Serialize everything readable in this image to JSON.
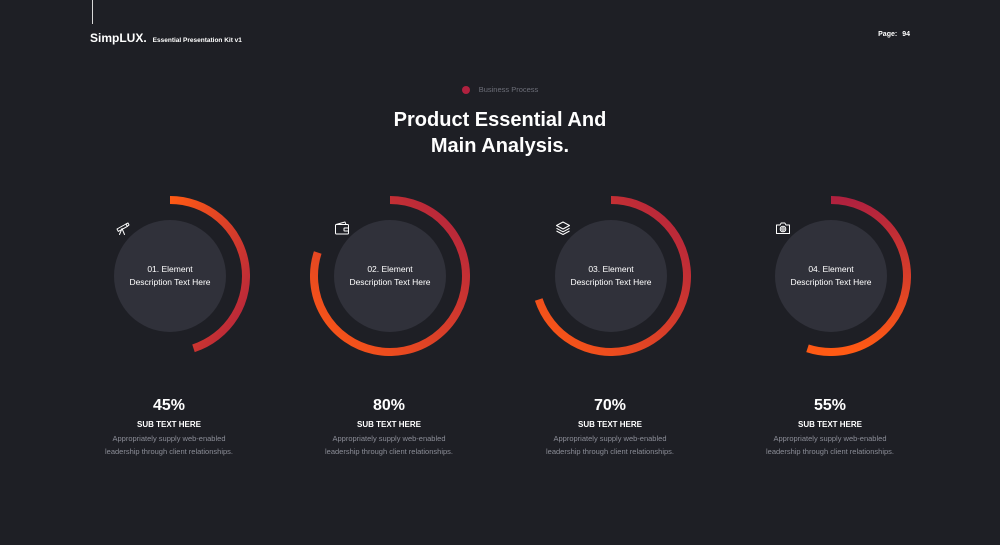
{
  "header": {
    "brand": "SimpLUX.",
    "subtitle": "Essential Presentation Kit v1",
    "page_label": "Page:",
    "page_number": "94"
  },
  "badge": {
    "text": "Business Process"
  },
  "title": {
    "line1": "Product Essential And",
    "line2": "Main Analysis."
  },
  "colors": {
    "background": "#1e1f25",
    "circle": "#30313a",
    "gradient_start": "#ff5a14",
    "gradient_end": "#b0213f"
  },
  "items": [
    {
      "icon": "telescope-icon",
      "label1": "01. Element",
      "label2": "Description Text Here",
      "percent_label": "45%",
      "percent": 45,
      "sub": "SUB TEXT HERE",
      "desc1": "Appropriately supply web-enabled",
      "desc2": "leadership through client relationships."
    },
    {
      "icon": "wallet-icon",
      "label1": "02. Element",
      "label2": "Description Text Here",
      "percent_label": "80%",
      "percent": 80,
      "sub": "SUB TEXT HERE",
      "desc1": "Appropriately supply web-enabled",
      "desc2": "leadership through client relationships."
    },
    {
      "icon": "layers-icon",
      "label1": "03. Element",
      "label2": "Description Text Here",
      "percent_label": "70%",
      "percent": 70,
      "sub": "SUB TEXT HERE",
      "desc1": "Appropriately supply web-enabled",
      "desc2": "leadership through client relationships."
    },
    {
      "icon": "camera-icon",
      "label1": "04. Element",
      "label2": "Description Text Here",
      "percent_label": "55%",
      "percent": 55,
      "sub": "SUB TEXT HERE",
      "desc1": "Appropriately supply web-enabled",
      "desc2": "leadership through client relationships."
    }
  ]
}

=-=-=-=-=

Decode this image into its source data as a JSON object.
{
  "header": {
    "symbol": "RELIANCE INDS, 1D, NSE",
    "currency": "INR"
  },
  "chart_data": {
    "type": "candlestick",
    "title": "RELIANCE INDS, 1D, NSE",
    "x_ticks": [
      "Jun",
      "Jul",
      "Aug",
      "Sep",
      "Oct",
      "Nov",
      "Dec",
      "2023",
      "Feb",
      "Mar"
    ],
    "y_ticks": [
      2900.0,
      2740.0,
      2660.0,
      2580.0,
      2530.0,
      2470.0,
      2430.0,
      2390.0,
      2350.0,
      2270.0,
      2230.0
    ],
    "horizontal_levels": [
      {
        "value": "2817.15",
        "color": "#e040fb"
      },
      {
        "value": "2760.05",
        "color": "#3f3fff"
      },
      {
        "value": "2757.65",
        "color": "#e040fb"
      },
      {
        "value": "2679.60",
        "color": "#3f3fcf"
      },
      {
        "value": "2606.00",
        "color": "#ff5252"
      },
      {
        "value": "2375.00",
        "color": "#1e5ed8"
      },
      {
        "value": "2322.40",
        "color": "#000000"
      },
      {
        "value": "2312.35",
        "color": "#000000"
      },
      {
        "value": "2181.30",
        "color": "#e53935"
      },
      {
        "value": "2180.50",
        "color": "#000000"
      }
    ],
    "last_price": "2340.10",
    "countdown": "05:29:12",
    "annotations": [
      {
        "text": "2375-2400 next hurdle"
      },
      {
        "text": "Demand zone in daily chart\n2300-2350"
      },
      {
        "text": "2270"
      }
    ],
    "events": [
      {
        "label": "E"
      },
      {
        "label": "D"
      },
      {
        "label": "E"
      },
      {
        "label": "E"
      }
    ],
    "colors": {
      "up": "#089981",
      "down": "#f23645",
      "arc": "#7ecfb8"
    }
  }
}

=-=-=-=-=

#### Work instructions
State the count of lines in the data holding the word "image", adding nothing to it.

#### Solved exercise
2